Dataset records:
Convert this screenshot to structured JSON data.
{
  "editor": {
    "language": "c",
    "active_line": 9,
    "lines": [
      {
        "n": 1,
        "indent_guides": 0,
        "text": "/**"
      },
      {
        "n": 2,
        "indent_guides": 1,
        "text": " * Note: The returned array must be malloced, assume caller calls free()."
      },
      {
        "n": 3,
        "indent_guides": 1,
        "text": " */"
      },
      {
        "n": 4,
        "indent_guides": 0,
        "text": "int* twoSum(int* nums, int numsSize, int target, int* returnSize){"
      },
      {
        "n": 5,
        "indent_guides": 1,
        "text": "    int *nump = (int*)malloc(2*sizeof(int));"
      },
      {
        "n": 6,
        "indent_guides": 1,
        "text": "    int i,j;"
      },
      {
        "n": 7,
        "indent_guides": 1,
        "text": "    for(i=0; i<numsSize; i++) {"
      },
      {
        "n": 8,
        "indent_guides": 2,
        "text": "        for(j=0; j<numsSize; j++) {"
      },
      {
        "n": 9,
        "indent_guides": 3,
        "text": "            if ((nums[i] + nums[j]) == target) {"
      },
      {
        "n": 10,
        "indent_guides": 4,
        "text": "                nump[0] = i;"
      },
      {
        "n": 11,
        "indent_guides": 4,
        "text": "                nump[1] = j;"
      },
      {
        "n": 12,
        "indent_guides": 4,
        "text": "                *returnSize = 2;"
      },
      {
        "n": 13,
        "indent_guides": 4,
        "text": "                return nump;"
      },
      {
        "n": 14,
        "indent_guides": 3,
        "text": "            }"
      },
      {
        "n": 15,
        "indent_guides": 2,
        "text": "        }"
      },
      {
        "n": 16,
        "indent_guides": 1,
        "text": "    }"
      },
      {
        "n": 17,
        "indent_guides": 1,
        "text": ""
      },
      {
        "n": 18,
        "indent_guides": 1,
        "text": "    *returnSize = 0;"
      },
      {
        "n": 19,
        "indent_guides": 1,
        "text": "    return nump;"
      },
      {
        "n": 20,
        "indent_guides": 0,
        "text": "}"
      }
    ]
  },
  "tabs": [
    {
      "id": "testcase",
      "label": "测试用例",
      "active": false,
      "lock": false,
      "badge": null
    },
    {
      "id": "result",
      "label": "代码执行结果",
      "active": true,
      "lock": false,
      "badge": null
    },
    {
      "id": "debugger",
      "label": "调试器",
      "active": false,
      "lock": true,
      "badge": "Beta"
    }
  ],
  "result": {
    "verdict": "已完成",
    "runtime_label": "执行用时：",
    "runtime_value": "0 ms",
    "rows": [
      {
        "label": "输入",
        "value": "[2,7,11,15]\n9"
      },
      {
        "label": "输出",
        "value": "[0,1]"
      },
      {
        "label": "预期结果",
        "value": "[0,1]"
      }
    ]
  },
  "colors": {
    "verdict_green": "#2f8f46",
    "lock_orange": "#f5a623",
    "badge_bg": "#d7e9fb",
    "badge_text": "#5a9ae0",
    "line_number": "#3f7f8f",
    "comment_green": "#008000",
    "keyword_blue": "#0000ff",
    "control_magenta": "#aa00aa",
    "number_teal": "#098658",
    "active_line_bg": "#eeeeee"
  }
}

TASK TO COMPLETE: Extract each line holding the word "numsSize" from the records.

CORRECT OUTPUT:
        "text": "int* twoSum(int* nums, int numsSize, int target, int* returnSize){"
        "text": "    for(i=0; i<numsSize; i++) {"
        "text": "        for(j=0; j<numsSize; j++) {"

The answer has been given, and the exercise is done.